Stored data:

— start —

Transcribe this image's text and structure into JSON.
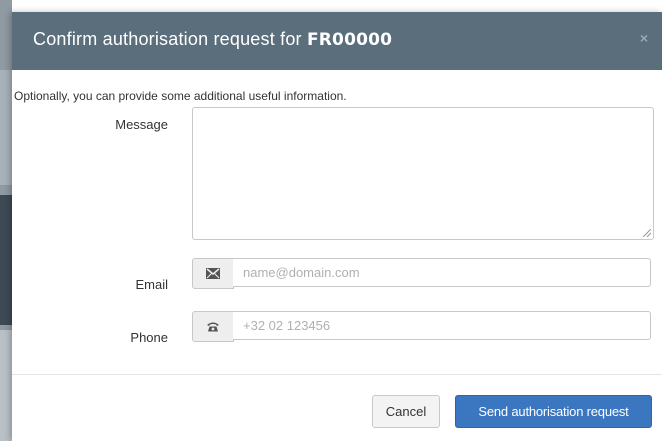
{
  "dialog": {
    "title_prefix": "Confirm authorisation request for ",
    "title_code": "FR00000",
    "close_label": "×",
    "intro": "Optionally, you can provide some additional useful information."
  },
  "form": {
    "message_label": "Message",
    "message_value": "",
    "email_label": "Email",
    "email_placeholder": "name@domain.com",
    "email_icon": "envelope-icon",
    "phone_label": "Phone",
    "phone_placeholder": "+32 02 123456",
    "phone_icon": "phone-icon"
  },
  "footer": {
    "cancel_label": "Cancel",
    "send_label": "Send authorisation request"
  },
  "colors": {
    "header_bg": "#5b6e7c",
    "primary_button": "#3b76c0"
  }
}
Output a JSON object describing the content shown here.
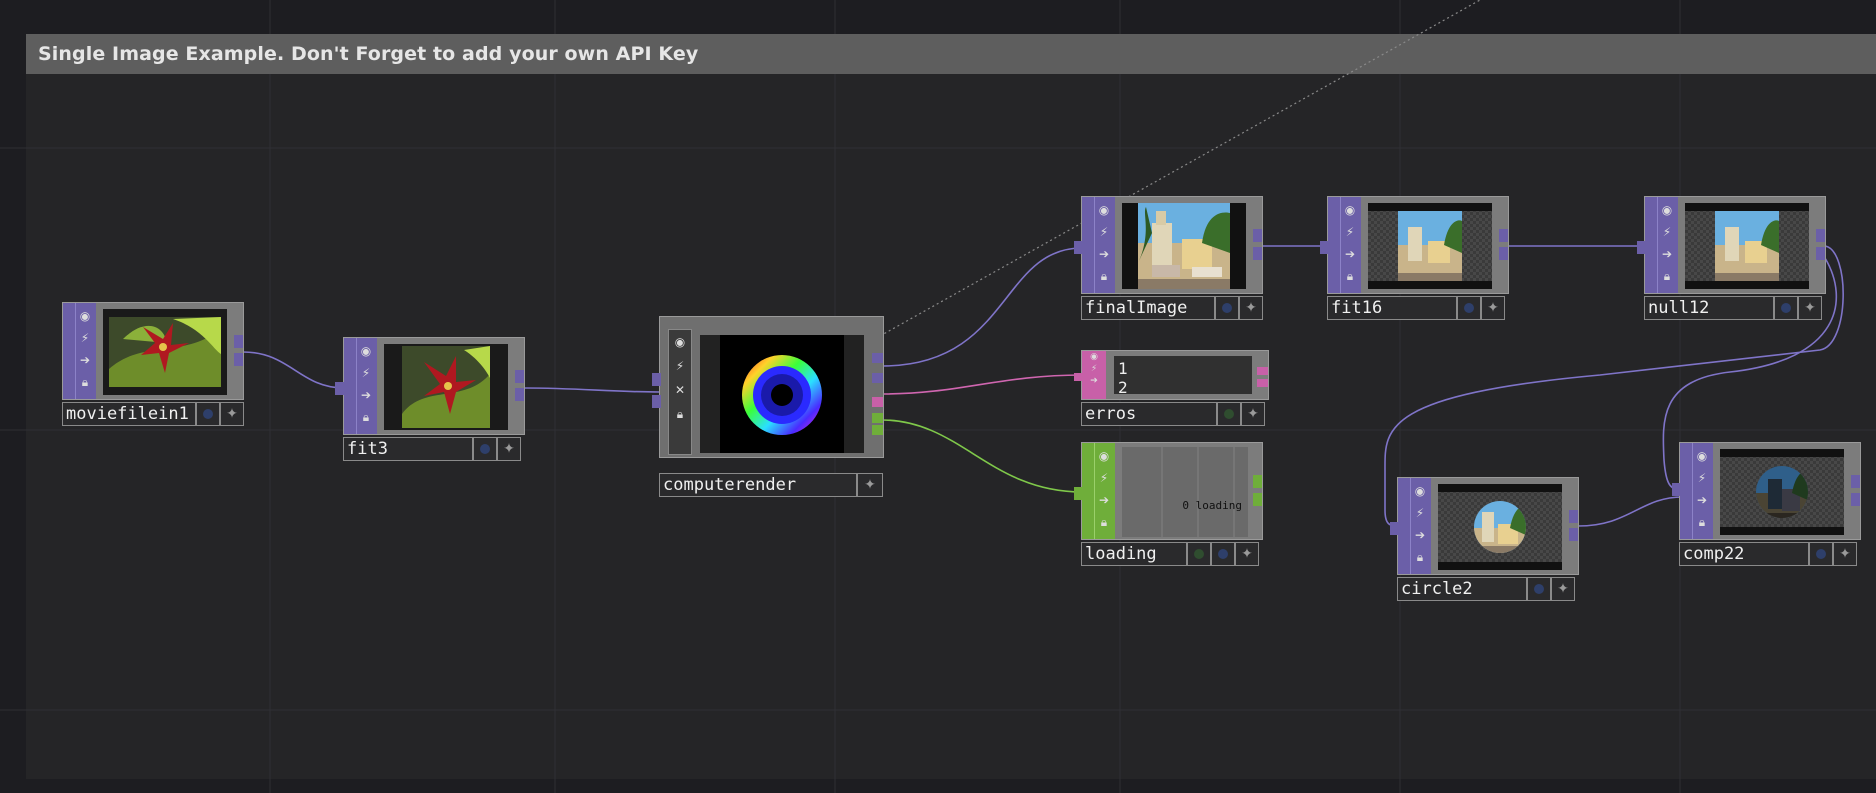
{
  "annotation": {
    "title": "Single Image Example. Don't Forget to add your own API Key"
  },
  "colors": {
    "top": "#6b5fa8",
    "dat": "#c860a8",
    "chop": "#6fae3a"
  },
  "nodes": {
    "moviefilein1": {
      "name": "moviefilein1"
    },
    "fit3": {
      "name": "fit3"
    },
    "computerender": {
      "name": "computerender"
    },
    "finalImage": {
      "name": "finalImage"
    },
    "fit16": {
      "name": "fit16"
    },
    "null12": {
      "name": "null12"
    },
    "erros": {
      "name": "erros",
      "line1": "1",
      "line2": "2"
    },
    "loading": {
      "name": "loading",
      "status": "0 loading"
    },
    "circle2": {
      "name": "circle2"
    },
    "comp22": {
      "name": "comp22"
    }
  }
}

— end —

=== What the task asks ===
Go through the entries and return each line where the word "request" appears.

=== Expected answer ===
    "title_prefix": "Confirm authorisation request for ",
    "send_label": "Send authorisation request"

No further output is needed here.